Make an exact copy of all the data.
***
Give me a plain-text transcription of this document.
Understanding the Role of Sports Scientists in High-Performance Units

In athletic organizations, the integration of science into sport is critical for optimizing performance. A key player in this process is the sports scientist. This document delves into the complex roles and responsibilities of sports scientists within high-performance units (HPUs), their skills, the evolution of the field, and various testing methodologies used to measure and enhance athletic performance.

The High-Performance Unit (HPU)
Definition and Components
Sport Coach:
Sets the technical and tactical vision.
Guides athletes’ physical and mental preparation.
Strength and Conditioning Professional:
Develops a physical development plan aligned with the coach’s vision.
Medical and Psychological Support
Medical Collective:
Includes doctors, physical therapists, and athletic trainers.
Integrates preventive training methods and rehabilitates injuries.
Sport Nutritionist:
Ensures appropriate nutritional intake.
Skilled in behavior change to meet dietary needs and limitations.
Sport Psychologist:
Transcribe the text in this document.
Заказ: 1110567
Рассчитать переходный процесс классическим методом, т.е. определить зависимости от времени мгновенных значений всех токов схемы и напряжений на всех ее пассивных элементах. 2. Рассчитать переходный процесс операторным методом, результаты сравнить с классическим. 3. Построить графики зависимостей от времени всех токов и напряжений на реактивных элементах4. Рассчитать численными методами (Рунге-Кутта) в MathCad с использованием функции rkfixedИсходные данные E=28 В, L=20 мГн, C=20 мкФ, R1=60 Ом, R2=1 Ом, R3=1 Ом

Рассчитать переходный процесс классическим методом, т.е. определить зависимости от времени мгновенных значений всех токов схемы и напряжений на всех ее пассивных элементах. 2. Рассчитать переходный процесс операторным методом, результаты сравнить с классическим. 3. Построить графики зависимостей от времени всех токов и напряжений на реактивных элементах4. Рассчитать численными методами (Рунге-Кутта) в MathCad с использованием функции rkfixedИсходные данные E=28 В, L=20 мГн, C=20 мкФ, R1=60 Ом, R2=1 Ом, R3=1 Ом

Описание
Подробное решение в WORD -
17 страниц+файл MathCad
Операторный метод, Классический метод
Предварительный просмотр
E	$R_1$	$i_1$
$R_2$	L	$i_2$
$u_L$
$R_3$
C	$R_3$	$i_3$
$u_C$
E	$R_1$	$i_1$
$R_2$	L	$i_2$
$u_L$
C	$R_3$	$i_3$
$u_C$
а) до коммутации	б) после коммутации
***
# Complete answer
Give me a plain-text transcription of this document.
Understanding the Role of Sports Scientists in High-Performance Units

In athletic organizations, the integration of science into sport is critical for optimizing performance. A key player in this process is the sports scientist. This document delves into the complex roles and responsibilities of sports scientists within high-performance units (HPUs), their skills, the evolution of the field, and various testing methodologies used to measure and enhance athletic performance.

The High-Performance Unit (HPU)
Definition and Components
Sport Coach:
Sets the technical and tactical vision.
Guides athletes’ physical and mental preparation.
Strength and Conditioning Professional:
Develops a physical development plan aligned with the coach’s vision.
Medical and Psychological Support
Medical Collective:
Includes doctors, physical therapists, and athletic trainers.
Integrates preventive training methods and rehabilitates injuries.
Sport Nutritionist:
Ensures appropriate nutritional intake.
Skilled in behavior change to meet dietary needs and limitations.
Sport Psychologist:
Transcribe the text in this document.
Заказ: 1110567
Рассчитать переходный процесс классическим методом, т.е. определить зависимости от времени мгновенных значений всех токов схемы и напряжений на всех ее пассивных элементах. 2. Рассчитать переходный процесс операторным методом, результаты сравнить с классическим. 3. Построить графики зависимостей от времени всех токов и напряжений на реактивных элементах4. Рассчитать численными методами (Рунге-Кутта) в MathCad с использованием функции rkfixedИсходные данные E=28 В, L=20 мГн, C=20 мкФ, R1=60 Ом, R2=1 Ом, R3=1 Ом

Рассчитать переходный процесс классическим методом, т.е. определить зависимости от времени мгновенных значений всех токов схемы и напряжений на всех ее пассивных элементах. 2. Рассчитать переходный процесс операторным методом, результаты сравнить с классическим. 3. Построить графики зависимостей от времени всех токов и напряжений на реактивных элементах4. Рассчитать численными методами (Рунге-Кутта) в MathCad с использованием функции rkfixedИсходные данные E=28 В, L=20 мГн, C=20 мкФ, R1=60 Ом, R2=1 Ом, R3=1 Ом

Описание
Подробное решение в WORD -
17 страниц+файл MathCad
Операторный метод, Классический метод
Предварительный просмотр
E	$R_1$	$i_1$
$R_2$	L	$i_2$
$u_L$
$R_3$
C	$R_3$	$i_3$
$u_C$
E	$R_1$	$i_1$
$R_2$	L	$i_2$
$u_L$
C	$R_3$	$i_3$
$u_C$
а) до коммутации	б) после коммутации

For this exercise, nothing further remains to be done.